#### Exercise description:
Look through the records below and collect all lines that hold the string "работ".

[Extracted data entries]
=====
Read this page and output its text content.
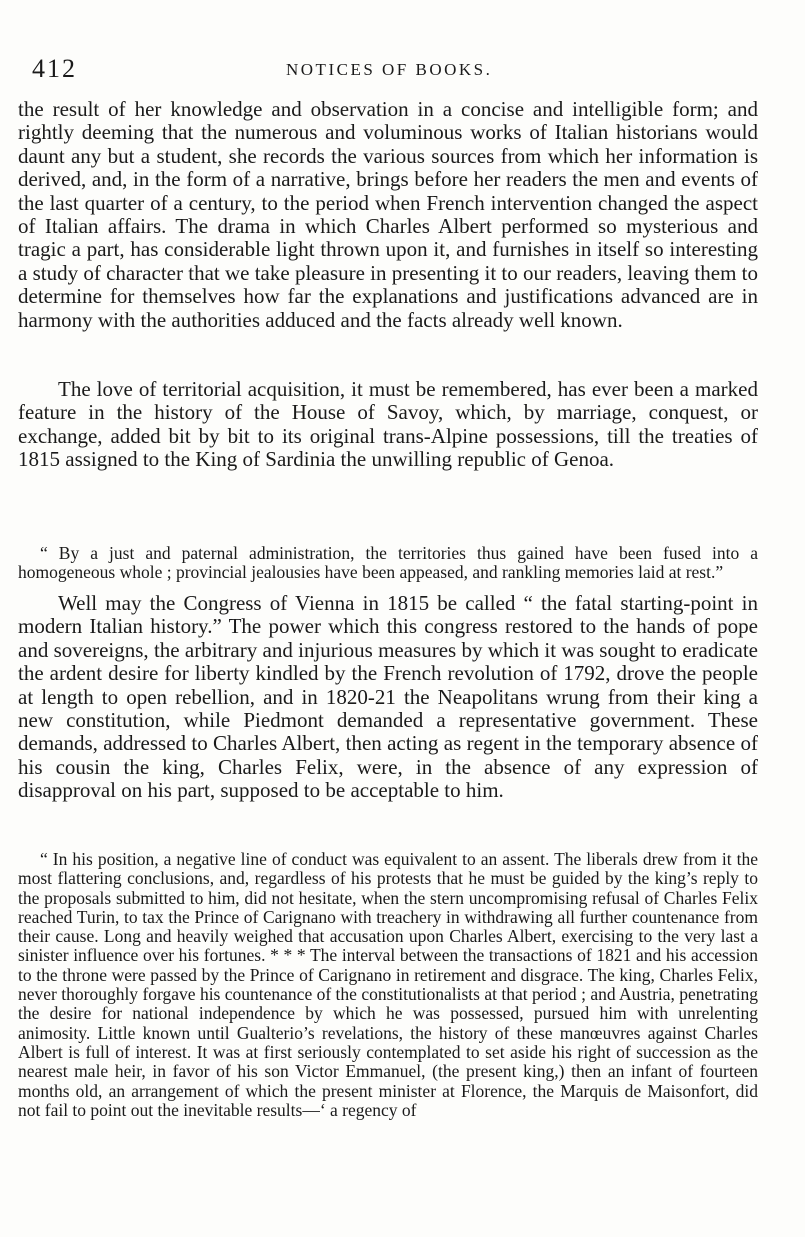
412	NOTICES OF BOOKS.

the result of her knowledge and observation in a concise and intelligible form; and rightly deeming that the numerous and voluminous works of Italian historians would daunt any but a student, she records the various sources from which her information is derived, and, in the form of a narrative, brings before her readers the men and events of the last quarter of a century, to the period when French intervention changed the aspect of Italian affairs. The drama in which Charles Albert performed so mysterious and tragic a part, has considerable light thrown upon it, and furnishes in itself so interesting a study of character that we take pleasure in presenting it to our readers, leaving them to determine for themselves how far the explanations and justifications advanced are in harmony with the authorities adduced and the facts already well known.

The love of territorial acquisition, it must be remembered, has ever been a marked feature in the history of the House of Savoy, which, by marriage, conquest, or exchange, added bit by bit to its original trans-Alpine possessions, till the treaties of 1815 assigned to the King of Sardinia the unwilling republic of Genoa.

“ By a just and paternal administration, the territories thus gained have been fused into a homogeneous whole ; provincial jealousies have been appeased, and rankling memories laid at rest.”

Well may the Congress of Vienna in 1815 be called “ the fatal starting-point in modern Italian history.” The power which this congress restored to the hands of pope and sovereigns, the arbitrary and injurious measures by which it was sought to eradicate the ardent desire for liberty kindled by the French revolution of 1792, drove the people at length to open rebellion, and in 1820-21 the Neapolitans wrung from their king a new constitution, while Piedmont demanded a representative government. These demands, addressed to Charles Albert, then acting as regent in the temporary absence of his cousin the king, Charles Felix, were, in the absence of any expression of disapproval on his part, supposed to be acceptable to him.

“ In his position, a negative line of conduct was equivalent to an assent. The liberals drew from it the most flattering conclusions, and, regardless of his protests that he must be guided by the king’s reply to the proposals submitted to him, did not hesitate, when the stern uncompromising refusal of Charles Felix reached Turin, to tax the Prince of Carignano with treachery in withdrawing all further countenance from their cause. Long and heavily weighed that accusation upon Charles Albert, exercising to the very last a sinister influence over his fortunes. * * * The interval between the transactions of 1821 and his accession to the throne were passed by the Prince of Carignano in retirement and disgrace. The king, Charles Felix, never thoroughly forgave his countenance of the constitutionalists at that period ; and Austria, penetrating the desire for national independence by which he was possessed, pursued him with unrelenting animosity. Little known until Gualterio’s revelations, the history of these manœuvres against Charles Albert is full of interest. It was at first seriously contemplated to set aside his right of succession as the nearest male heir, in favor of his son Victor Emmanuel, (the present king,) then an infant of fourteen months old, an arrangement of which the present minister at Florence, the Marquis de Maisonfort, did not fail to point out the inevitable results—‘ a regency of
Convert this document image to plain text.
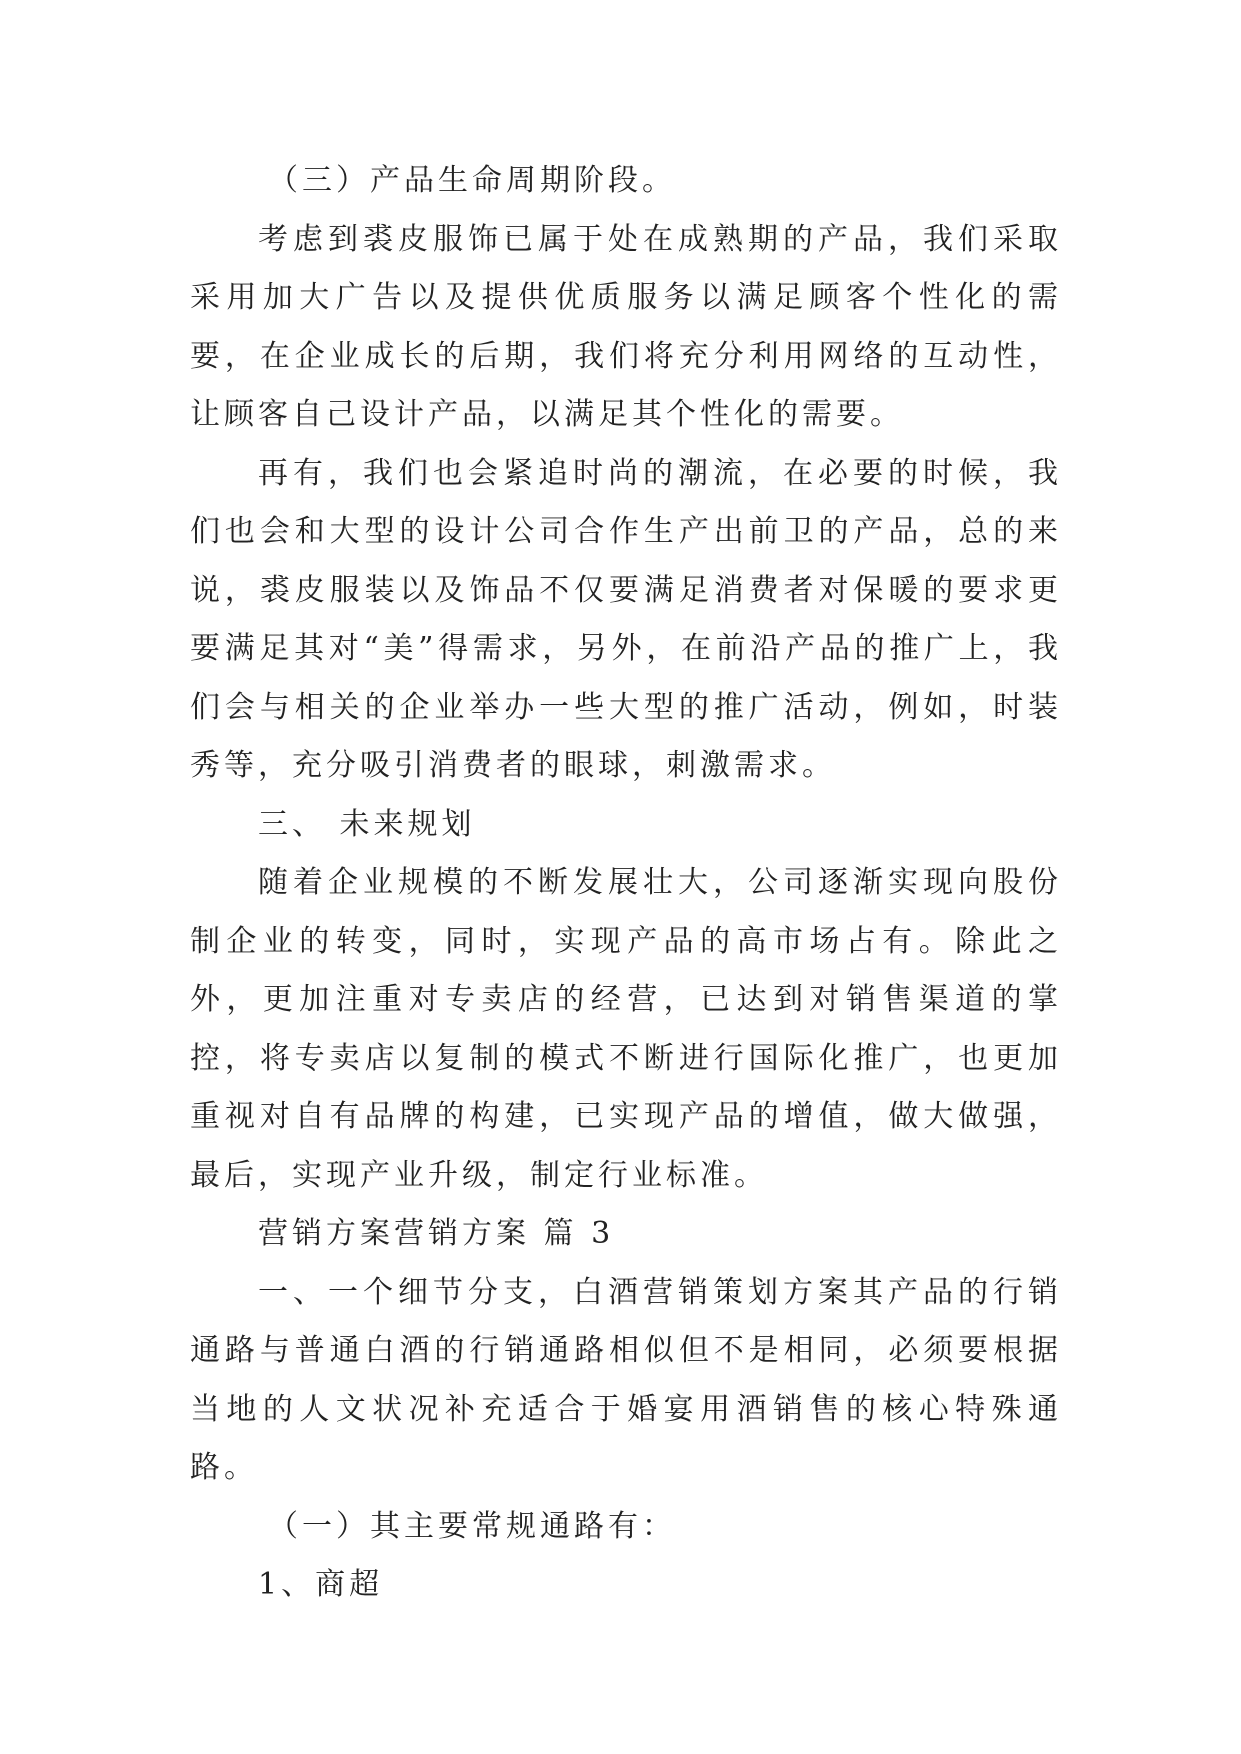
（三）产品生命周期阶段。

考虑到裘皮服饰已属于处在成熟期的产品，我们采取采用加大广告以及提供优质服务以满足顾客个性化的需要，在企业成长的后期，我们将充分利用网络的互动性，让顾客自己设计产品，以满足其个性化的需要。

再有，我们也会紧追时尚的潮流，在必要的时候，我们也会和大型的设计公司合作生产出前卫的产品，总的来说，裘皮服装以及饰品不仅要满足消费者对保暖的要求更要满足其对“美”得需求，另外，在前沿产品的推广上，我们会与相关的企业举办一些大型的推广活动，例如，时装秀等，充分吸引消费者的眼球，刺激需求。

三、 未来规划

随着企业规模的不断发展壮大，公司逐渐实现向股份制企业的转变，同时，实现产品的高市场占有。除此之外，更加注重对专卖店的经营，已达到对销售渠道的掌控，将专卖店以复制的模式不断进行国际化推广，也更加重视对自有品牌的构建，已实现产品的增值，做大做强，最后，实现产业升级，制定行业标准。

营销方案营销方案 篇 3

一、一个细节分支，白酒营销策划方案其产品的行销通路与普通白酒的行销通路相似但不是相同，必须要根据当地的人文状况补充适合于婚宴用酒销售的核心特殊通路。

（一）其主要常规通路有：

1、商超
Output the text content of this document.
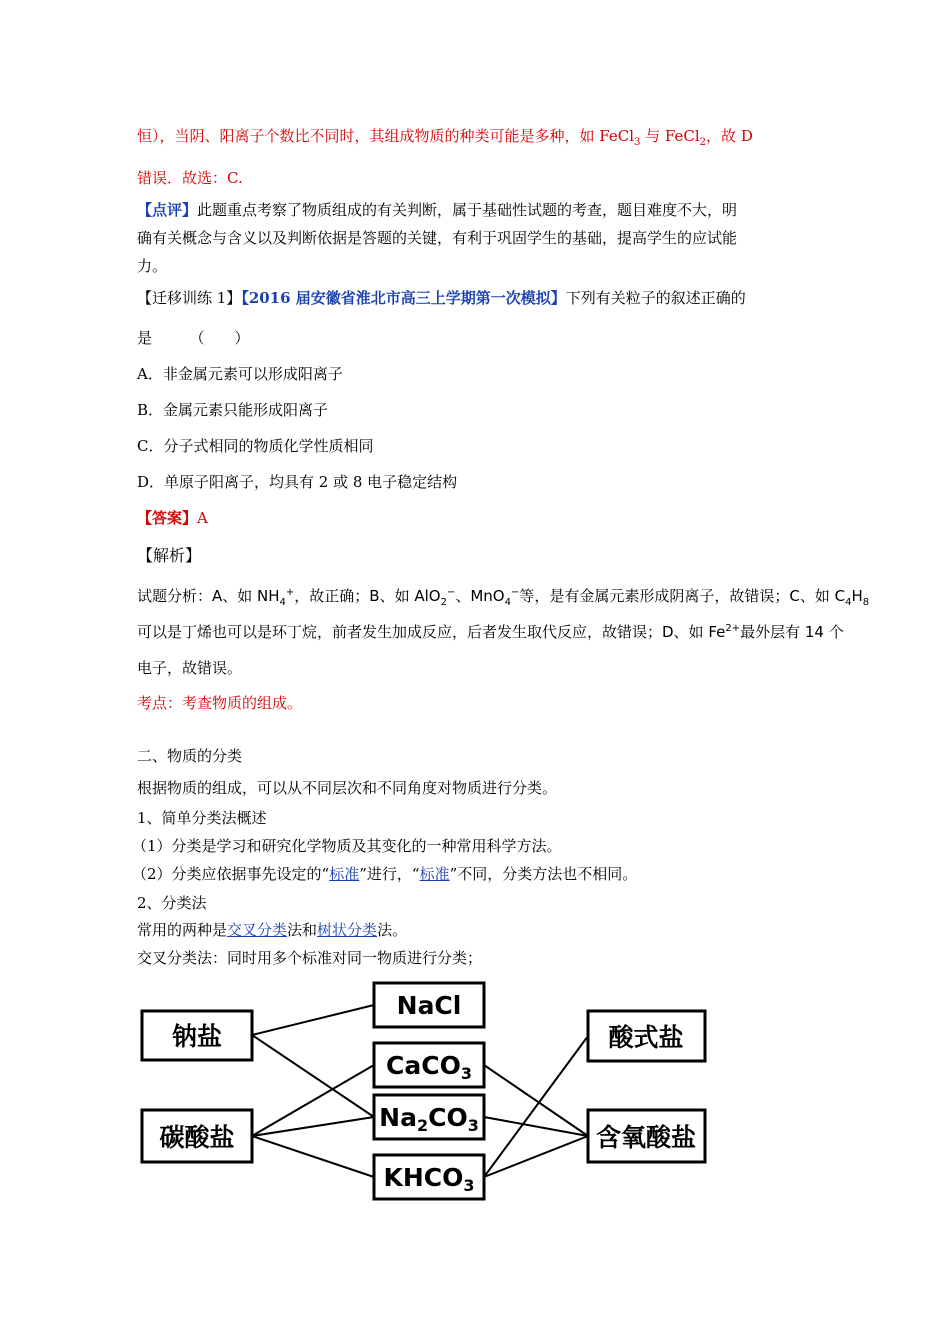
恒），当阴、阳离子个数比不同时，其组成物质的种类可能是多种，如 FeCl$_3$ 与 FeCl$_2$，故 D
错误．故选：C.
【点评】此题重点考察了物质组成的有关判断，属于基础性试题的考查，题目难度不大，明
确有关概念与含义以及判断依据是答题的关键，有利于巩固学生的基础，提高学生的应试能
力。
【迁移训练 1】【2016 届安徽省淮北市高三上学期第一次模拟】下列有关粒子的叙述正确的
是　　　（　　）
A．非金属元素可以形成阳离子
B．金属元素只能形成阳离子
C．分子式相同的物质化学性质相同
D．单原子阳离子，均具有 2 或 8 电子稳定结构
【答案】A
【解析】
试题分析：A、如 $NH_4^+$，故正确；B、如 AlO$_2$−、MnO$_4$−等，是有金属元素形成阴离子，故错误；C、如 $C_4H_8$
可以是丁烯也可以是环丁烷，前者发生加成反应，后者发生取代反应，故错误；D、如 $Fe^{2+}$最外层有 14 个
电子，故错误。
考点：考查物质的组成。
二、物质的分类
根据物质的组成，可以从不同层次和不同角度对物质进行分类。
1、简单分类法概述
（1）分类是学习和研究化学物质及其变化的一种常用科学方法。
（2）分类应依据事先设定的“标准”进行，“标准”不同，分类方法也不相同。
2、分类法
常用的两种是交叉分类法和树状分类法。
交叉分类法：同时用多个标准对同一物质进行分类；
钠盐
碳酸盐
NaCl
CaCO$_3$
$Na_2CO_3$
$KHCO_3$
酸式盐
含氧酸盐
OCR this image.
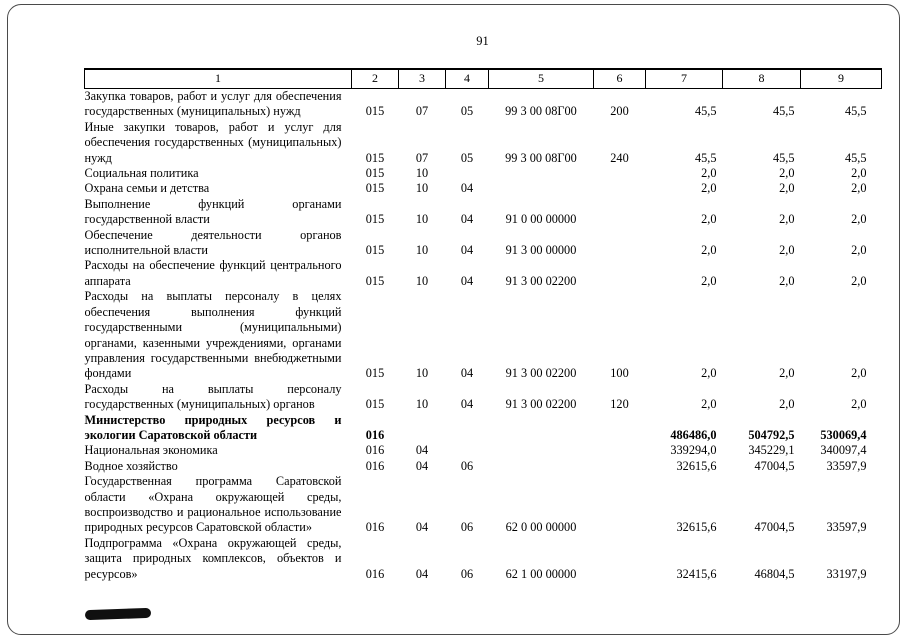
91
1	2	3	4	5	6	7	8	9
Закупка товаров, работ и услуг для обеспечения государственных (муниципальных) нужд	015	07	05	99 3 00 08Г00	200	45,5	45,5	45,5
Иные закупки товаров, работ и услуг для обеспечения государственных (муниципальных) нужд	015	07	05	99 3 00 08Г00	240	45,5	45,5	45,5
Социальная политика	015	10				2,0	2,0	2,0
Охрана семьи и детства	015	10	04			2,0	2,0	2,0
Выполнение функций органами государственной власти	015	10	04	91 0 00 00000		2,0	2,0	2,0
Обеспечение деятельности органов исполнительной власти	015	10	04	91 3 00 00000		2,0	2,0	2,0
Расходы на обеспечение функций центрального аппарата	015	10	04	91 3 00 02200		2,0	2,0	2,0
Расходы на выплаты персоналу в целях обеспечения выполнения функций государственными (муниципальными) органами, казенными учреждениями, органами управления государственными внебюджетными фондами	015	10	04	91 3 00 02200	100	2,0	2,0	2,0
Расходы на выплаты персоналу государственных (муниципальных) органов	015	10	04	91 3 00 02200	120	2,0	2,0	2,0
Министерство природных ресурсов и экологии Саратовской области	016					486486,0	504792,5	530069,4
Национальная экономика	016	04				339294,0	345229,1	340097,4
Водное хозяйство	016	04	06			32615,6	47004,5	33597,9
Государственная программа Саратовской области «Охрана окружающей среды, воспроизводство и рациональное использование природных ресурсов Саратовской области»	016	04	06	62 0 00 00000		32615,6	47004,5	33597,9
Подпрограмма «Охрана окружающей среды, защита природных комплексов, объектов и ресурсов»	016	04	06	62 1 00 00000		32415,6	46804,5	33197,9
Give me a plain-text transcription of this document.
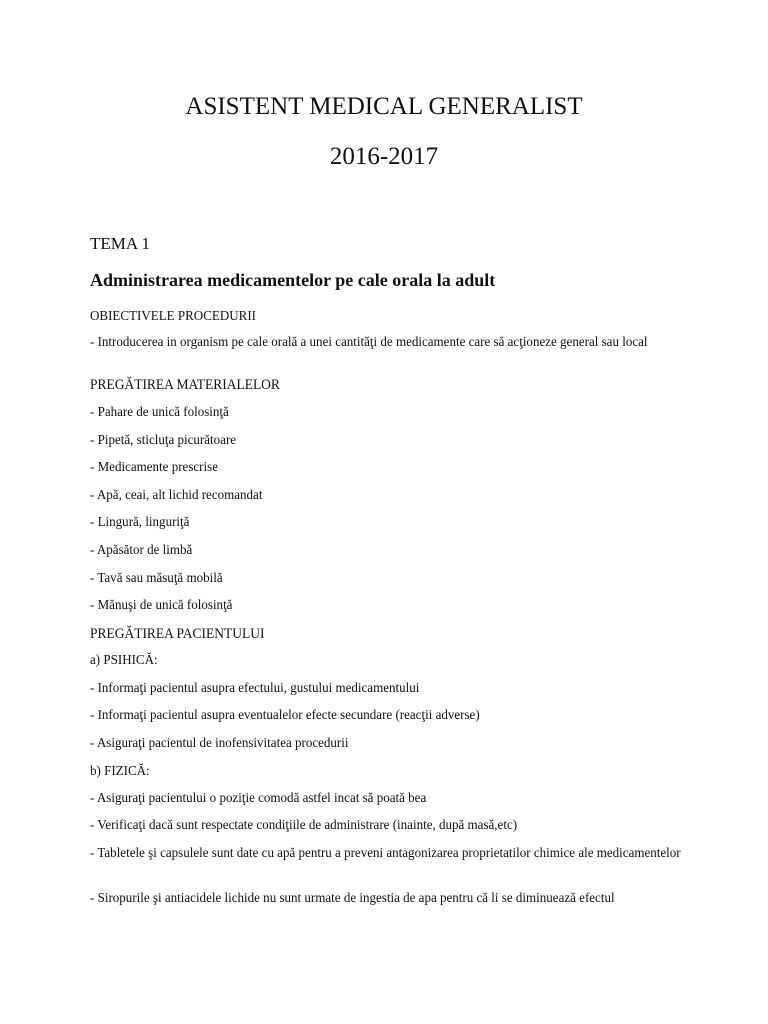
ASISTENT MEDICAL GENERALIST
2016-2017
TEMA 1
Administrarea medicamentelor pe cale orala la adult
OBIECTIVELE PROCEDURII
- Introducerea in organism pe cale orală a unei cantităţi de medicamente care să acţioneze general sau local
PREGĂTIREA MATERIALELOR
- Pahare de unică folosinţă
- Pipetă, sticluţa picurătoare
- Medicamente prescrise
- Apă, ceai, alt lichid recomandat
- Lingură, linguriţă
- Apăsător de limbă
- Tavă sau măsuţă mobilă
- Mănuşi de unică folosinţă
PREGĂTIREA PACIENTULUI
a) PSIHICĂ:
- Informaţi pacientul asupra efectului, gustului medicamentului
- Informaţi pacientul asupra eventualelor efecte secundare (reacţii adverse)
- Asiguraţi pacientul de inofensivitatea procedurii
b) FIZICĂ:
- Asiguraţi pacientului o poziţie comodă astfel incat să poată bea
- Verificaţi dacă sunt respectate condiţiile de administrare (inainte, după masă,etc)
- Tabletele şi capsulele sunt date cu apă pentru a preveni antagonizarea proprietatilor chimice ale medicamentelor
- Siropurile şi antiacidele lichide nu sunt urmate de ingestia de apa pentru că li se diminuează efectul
=====
#### Finished exercise:
Закупка товаров, работ и услуг для обеспечения государственных (муниципальных) нужд	015	07	05	99 3 00 08Г00	200	45,5	45,5	45,5
Иные закупки товаров, работ и услуг для обеспечения государственных (муниципальных) нужд	015	07	05	99 3 00 08Г00	240	45,5	45,5	45,5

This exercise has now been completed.